= Exercise directions =
Render every line of the listing below as a Markdown table with two columns, Row and Entry. Put a running row number in Row and the full line in Entry, and omit any blank lines.

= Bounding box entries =
··········

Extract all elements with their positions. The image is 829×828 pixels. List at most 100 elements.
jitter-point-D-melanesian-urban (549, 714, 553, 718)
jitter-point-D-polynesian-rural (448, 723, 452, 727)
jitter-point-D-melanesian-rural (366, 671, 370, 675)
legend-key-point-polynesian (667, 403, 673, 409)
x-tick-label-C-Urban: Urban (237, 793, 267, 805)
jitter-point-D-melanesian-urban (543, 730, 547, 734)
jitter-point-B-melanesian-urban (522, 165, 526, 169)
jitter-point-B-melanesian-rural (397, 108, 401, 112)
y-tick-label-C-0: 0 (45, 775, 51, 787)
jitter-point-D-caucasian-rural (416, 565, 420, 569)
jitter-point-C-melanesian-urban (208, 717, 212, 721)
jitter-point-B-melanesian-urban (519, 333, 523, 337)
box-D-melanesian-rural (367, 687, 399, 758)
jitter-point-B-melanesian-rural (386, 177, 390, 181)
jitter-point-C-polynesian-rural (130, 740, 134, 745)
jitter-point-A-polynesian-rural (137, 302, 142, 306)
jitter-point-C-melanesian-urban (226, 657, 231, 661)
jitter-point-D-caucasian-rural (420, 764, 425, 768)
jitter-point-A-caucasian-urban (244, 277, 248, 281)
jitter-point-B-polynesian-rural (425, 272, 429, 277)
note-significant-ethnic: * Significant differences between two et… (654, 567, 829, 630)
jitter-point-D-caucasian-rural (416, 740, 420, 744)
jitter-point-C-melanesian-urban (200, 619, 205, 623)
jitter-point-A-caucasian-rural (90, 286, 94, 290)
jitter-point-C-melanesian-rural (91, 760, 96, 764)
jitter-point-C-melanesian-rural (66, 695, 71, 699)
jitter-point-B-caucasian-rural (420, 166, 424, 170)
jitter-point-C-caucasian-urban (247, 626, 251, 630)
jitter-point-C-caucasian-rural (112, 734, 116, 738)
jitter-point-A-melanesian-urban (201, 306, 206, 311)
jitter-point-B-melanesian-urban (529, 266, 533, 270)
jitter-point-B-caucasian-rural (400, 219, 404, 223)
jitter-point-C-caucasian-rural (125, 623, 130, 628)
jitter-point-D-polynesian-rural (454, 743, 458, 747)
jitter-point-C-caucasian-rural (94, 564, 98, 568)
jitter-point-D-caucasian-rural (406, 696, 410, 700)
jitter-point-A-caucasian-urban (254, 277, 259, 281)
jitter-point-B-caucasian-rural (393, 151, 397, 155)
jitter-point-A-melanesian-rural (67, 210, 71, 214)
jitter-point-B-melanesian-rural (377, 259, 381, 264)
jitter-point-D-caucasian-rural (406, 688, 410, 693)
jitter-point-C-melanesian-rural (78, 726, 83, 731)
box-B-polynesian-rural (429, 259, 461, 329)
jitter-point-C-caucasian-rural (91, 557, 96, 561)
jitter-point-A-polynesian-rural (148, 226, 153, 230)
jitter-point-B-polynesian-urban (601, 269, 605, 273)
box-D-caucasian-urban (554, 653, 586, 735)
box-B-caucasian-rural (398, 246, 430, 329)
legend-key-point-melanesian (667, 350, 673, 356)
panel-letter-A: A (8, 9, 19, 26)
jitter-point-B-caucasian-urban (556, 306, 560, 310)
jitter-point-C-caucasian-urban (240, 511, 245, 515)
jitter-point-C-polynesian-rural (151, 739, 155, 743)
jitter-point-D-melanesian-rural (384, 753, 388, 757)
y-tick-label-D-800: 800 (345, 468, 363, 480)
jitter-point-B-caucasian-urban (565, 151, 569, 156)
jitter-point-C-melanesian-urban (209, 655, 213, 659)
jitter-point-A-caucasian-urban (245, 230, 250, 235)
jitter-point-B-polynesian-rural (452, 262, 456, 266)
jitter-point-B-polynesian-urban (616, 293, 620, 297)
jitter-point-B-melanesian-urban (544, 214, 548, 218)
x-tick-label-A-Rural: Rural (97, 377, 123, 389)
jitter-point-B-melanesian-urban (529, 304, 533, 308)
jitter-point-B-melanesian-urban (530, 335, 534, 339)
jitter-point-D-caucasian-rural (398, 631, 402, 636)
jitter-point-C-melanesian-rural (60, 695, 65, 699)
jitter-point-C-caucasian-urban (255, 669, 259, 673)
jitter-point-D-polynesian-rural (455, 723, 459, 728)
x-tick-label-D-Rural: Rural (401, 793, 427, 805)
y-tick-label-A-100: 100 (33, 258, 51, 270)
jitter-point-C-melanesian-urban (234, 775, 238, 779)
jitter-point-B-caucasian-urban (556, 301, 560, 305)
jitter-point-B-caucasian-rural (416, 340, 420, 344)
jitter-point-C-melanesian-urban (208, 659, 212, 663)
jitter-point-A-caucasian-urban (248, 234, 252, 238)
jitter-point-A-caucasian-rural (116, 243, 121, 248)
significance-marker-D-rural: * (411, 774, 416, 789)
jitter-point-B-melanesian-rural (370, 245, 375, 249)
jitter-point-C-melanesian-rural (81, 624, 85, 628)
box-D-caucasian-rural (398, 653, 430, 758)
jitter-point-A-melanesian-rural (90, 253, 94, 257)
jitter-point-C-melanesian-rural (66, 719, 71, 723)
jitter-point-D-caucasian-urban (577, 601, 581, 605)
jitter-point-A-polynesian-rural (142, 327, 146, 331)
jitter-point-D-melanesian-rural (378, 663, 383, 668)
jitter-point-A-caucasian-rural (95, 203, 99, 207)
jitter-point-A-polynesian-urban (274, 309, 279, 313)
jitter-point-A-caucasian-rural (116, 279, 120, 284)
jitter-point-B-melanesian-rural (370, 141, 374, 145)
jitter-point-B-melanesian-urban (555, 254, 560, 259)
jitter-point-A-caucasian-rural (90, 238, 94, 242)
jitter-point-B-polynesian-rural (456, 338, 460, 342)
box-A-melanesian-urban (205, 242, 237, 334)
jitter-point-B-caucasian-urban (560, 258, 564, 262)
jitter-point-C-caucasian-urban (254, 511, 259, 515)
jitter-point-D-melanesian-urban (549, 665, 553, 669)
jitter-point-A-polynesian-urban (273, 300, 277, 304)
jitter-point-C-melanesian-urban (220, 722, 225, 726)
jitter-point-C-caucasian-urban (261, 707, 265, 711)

··········

= Answer below =
| Row | Entry |
|---|---|
| 1 | Extract all elements with their positions. The image is 829×828 pixels. List at most 100 elements. |
| 2 | jitter-point-D-melanesian-urban (549, 714, 553, 718) |
| 3 | jitter-point-D-polynesian-rural (448, 723, 452, 727) |
| 4 | jitter-point-D-melanesian-rural (366, 671, 370, 675) |
| 5 | legend-key-point-polynesian (667, 403, 673, 409) |
| 6 | x-tick-label-C-Urban: Urban (237, 793, 267, 805) |
| 7 | jitter-point-D-melanesian-urban (543, 730, 547, 734) |
| 8 | jitter-point-B-melanesian-urban (522, 165, 526, 169) |
| 9 | jitter-point-B-melanesian-rural (397, 108, 401, 112) |
| 10 | y-tick-label-C-0: 0 (45, 775, 51, 787) |
| 11 | jitter-point-D-caucasian-rural (416, 565, 420, 569) |
| 12 | jitter-point-C-melanesian-urban (208, 717, 212, 721) |
| 13 | jitter-point-B-melanesian-urban (519, 333, 523, 337) |
| 14 | box-D-melanesian-rural (367, 687, 399, 758) |
| 15 | jitter-point-B-melanesian-rural (386, 177, 390, 181) |
| 16 | jitter-point-C-polynesian-rural (130, 740, 134, 745) |
| 17 | jitter-point-A-polynesian-rural (137, 302, 142, 306) |
| 18 | jitter-point-C-melanesian-urban (226, 657, 231, 661) |
| 19 | jitter-point-D-caucasian-rural (420, 764, 425, 768) |
| 20 | jitter-point-A-caucasian-urban (244, 277, 248, 281) |
| 21 | jitter-point-B-polynesian-rural (425, 272, 429, 277) |
| 22 | note-significant-ethnic: * Significant differences between two et… (654, 567, 829, 630) |
| 23 | jitter-point-D-caucasian-rural (416, 740, 420, 744) |
| 24 | jitter-point-C-melanesian-urban (200, 619, 205, 623) |
| 25 | jitter-point-A-caucasian-rural (90, 286, 94, 290) |
| 26 | jitter-point-C-melanesian-rural (91, 760, 96, 764) |
| 27 | jitter-point-C-melanesian-rural (66, 695, 71, 699) |
| 28 | jitter-point-B-caucasian-rural (420, 166, 424, 170) |
| 29 | jitter-point-C-caucasian-urban (247, 626, 251, 630) |
| 30 | jitter-point-C-caucasian-rural (112, 734, 116, 738) |
| 31 | jitter-point-A-melanesian-urban (201, 306, 206, 311) |
| 32 | jitter-point-B-melanesian-urban (529, 266, 533, 270) |
| 33 | jitter-point-B-caucasian-rural (400, 219, 404, 223) |
| 34 | jitter-point-C-caucasian-rural (125, 623, 130, 628) |
| 35 | jitter-point-D-polynesian-rural (454, 743, 458, 747) |
| 36 | jitter-point-C-caucasian-rural (94, 564, 98, 568) |
| 37 | jitter-point-D-caucasian-rural (406, 696, 410, 700) |
| 38 | jitter-point-A-caucasian-urban (254, 277, 259, 281) |
| 39 | jitter-point-B-caucasian-rural (393, 151, 397, 155) |
| 40 | jitter-point-A-melanesian-rural (67, 210, 71, 214) |
| 41 | jitter-point-B-melanesian-rural (377, 259, 381, 264) |
| 42 | jitter-point-D-caucasian-rural (406, 688, 410, 693) |
| 43 | jitter-point-C-melanesian-rural (78, 726, 83, 731) |
| 44 | box-B-polynesian-rural (429, 259, 461, 329) |
| 45 | jitter-point-C-caucasian-rural (91, 557, 96, 561) |
| 46 | jitter-point-A-polynesian-rural (148, 226, 153, 230) |
| 47 | jitter-point-B-polynesian-urban (601, 269, 605, 273) |
| 48 | box-D-caucasian-urban (554, 653, 586, 735) |
| 49 | box-B-caucasian-rural (398, 246, 430, 329) |
| 50 | legend-key-point-melanesian (667, 350, 673, 356) |
| 51 | panel-letter-A: A (8, 9, 19, 26) |
| 52 | jitter-point-B-caucasian-urban (556, 306, 560, 310) |
| 53 | jitter-point-C-caucasian-urban (240, 511, 245, 515) |
| 54 | jitter-point-C-polynesian-rural (151, 739, 155, 743) |
| 55 | jitter-point-D-melanesian-rural (384, 753, 388, 757) |
| 56 | y-tick-label-D-800: 800 (345, 468, 363, 480) |
| 57 | jitter-point-B-caucasian-urban (565, 151, 569, 156) |
| 58 | jitter-point-C-melanesian-urban (209, 655, 213, 659) |
| 59 | jitter-point-A-caucasian-urban (245, 230, 250, 235) |
| 60 | jitter-point-B-polynesian-rural (452, 262, 456, 266) |
| 61 | jitter-point-B-polynesian-urban (616, 293, 620, 297) |
| 62 | jitter-point-B-melanesian-urban (544, 214, 548, 218) |
| 63 | x-tick-label-A-Rural: Rural (97, 377, 123, 389) |
| 64 | jitter-point-B-melanesian-urban (529, 304, 533, 308) |
| 65 | jitter-point-B-melanesian-urban (530, 335, 534, 339) |
| 66 | jitter-point-D-caucasian-rural (398, 631, 402, 636) |
| 67 | jitter-point-C-melanesian-rural (60, 695, 65, 699) |
| 68 | jitter-point-C-caucasian-urban (255, 669, 259, 673) |
| 69 | jitter-point-D-polynesian-rural (455, 723, 459, 728) |
| 70 | x-tick-label-D-Rural: Rural (401, 793, 427, 805) |
| 71 | y-tick-label-A-100: 100 (33, 258, 51, 270) |
| 72 | jitter-point-C-melanesian-urban (234, 775, 238, 779) |
| 73 | jitter-point-B-caucasian-urban (556, 301, 560, 305) |
| 74 | jitter-point-B-caucasian-rural (416, 340, 420, 344) |
| 75 | jitter-point-C-melanesian-urban (208, 659, 212, 663) |
| 76 | jitter-point-A-caucasian-urban (248, 234, 252, 238) |
| 77 | jitter-point-A-caucasian-rural (116, 243, 121, 248) |
| 78 | significance-marker-D-rural: * (411, 774, 416, 789) |
| 79 | jitter-point-B-melanesian-rural (370, 245, 375, 249) |
| 80 | jitter-point-C-melanesian-rural (81, 624, 85, 628) |
| 81 | box-D-caucasian-rural (398, 653, 430, 758) |
| 82 | jitter-point-A-melanesian-rural (90, 253, 94, 257) |
| 83 | jitter-point-C-melanesian-rural (66, 719, 71, 723) |
| 84 | jitter-point-D-caucasian-urban (577, 601, 581, 605) |
| 85 | jitter-point-A-polynesian-rural (142, 327, 146, 331) |
| 86 | jitter-point-D-melanesian-rural (378, 663, 383, 668) |
| 87 | jitter-point-A-caucasian-rural (95, 203, 99, 207) |
| 88 | jitter-point-A-polynesian-urban (274, 309, 279, 313) |
| 89 | jitter-point-A-caucasian-rural (116, 279, 120, 284) |
| 90 | jitter-point-B-melanesian-rural (370, 141, 374, 145) |
| 91 | jitter-point-B-melanesian-urban (555, 254, 560, 259) |
| 92 | jitter-point-A-caucasian-rural (90, 238, 94, 242) |
| 93 | jitter-point-B-polynesian-rural (456, 338, 460, 342) |
| 94 | box-A-melanesian-urban (205, 242, 237, 334) |
| 95 | jitter-point-B-caucasian-urban (560, 258, 564, 262) |
| 96 | jitter-point-C-caucasian-urban (254, 511, 259, 515) |
| 97 | jitter-point-D-melanesian-urban (549, 665, 553, 669) |
| 98 | jitter-point-A-polynesian-urban (273, 300, 277, 304) |
| 99 | jitter-point-C-melanesian-urban (220, 722, 225, 726) |
| 100 | jitter-point-C-caucasian-urban (261, 707, 265, 711) |